=== What you should do ===
Exactly repeat the material, dropping every picture from the copy.

=== Available records ===
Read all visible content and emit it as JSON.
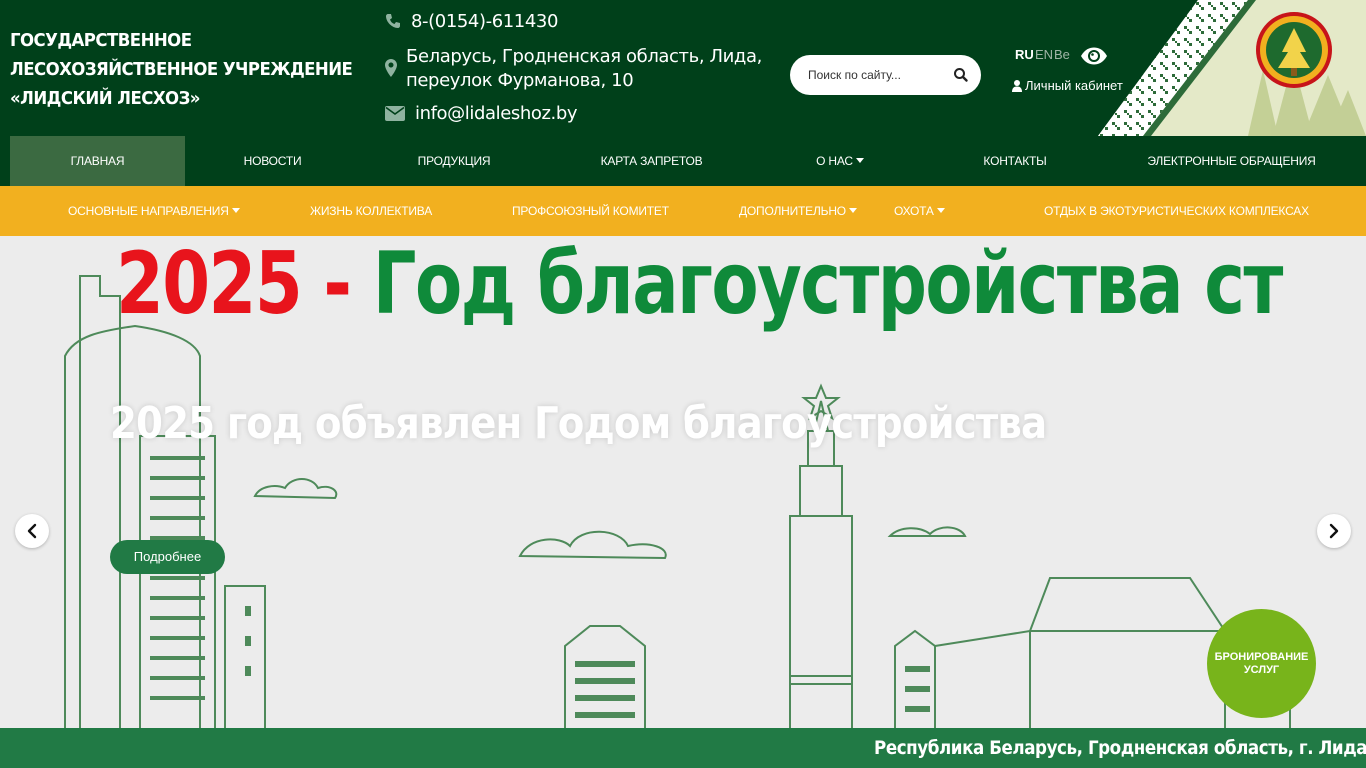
{
  "header": {
    "org_title_lines": [
      "ГОСУДАРСТВЕННОЕ",
      "ЛЕСОХОЗЯЙСТВЕННОЕ УЧРЕЖДЕНИЕ",
      "«ЛИДСКИЙ ЛЕСХОЗ»"
    ],
    "phone": "8-(0154)-611430",
    "address": "Беларусь, Гродненская область, Лида, переулок Фурманова, 10",
    "email": "info@lidaleshoz.by",
    "search_placeholder": "Поиск по сайту...",
    "languages": [
      "RU",
      "EN",
      "Be"
    ],
    "active_language": "RU",
    "cabinet_label": "Личный кабинет",
    "icons": {
      "phone": "phone-icon",
      "address": "map-marker-icon",
      "email": "envelope-icon",
      "search": "search-icon",
      "accessibility": "eye-icon",
      "cabinet": "user-icon"
    }
  },
  "nav_main": [
    {
      "label": "Главная",
      "active": true
    },
    {
      "label": "Новости"
    },
    {
      "label": "Продукция"
    },
    {
      "label": "Карта запретов"
    },
    {
      "label": "О нас",
      "dropdown": true
    },
    {
      "label": "Контакты"
    },
    {
      "label": "Электронные обращения"
    }
  ],
  "nav_secondary": [
    {
      "label": "Основные направления",
      "dropdown": true
    },
    {
      "label": "Жизнь коллектива"
    },
    {
      "label": "Профсоюзный комитет"
    },
    {
      "label": "Дополнительно",
      "dropdown": true
    },
    {
      "label": "Охота",
      "dropdown": true
    },
    {
      "label": "Отдых в экотуристических комплексах"
    }
  ],
  "hero": {
    "banner_year": "2025 -",
    "banner_text": "Год благоустройства ст",
    "caption": "2025 год объявлен Годом благоустройства",
    "button_label": "Подробнее"
  },
  "booking_label": "БРОНИРОВАНИЕ УСЛУГ",
  "ticker_text": "Республика Беларусь, Гродненская область, г. Лида, переу",
  "colors": {
    "header_bg": "#00401a",
    "nav_active": "#3b6a41",
    "nav_secondary_bg": "#f2b01f",
    "accent_green": "#217a45",
    "booking_green": "#78b41b",
    "banner_red": "#e8141c",
    "banner_green": "#0f8a3a"
  }
}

=== Correct result ===
Read all visible content and emit it as JSON.
{
  "header": {
    "org_title_lines": [
      "ГОСУДАРСТВЕННОЕ",
      "ЛЕСОХОЗЯЙСТВЕННОЕ УЧРЕЖДЕНИЕ",
      "«ЛИДСКИЙ ЛЕСХОЗ»"
    ],
    "phone": "8-(0154)-611430",
    "address": "Беларусь, Гродненская область, Лида, переулок Фурманова, 10",
    "email": "info@lidaleshoz.by",
    "search_placeholder": "Поиск по сайту...",
    "languages": [
      "RU",
      "EN",
      "Be"
    ],
    "active_language": "RU",
    "cabinet_label": "Личный кабинет",
    "icons": {
      "phone": "phone-icon",
      "address": "map-marker-icon",
      "email": "envelope-icon",
      "search": "search-icon",
      "accessibility": "eye-icon",
      "cabinet": "user-icon"
    }
  },
  "nav_main": [
    {
      "label": "Главная",
      "active": true
    },
    {
      "label": "Новости"
    },
    {
      "label": "Продукция"
    },
    {
      "label": "Карта запретов"
    },
    {
      "label": "О нас",
      "dropdown": true
    },
    {
      "label": "Контакты"
    },
    {
      "label": "Электронные обращения"
    }
  ],
  "nav_secondary": [
    {
      "label": "Основные направления",
      "dropdown": true
    },
    {
      "label": "Жизнь коллектива"
    },
    {
      "label": "Профсоюзный комитет"
    },
    {
      "label": "Дополнительно",
      "dropdown": true
    },
    {
      "label": "Охота",
      "dropdown": true
    },
    {
      "label": "Отдых в экотуристических комплексах"
    }
  ],
  "hero": {
    "banner_year": "2025 -",
    "banner_text": "Год благоустройства ст",
    "caption": "2025 год объявлен Годом благоустройства",
    "button_label": "Подробнее"
  },
  "booking_label": "БРОНИРОВАНИЕ УСЛУГ",
  "ticker_text": "Республика Беларусь, Гродненская область, г. Лида, переу",
  "colors": {
    "header_bg": "#00401a",
    "nav_active": "#3b6a41",
    "nav_secondary_bg": "#f2b01f",
    "accent_green": "#217a45",
    "booking_green": "#78b41b",
    "banner_red": "#e8141c",
    "banner_green": "#0f8a3a"
  }
}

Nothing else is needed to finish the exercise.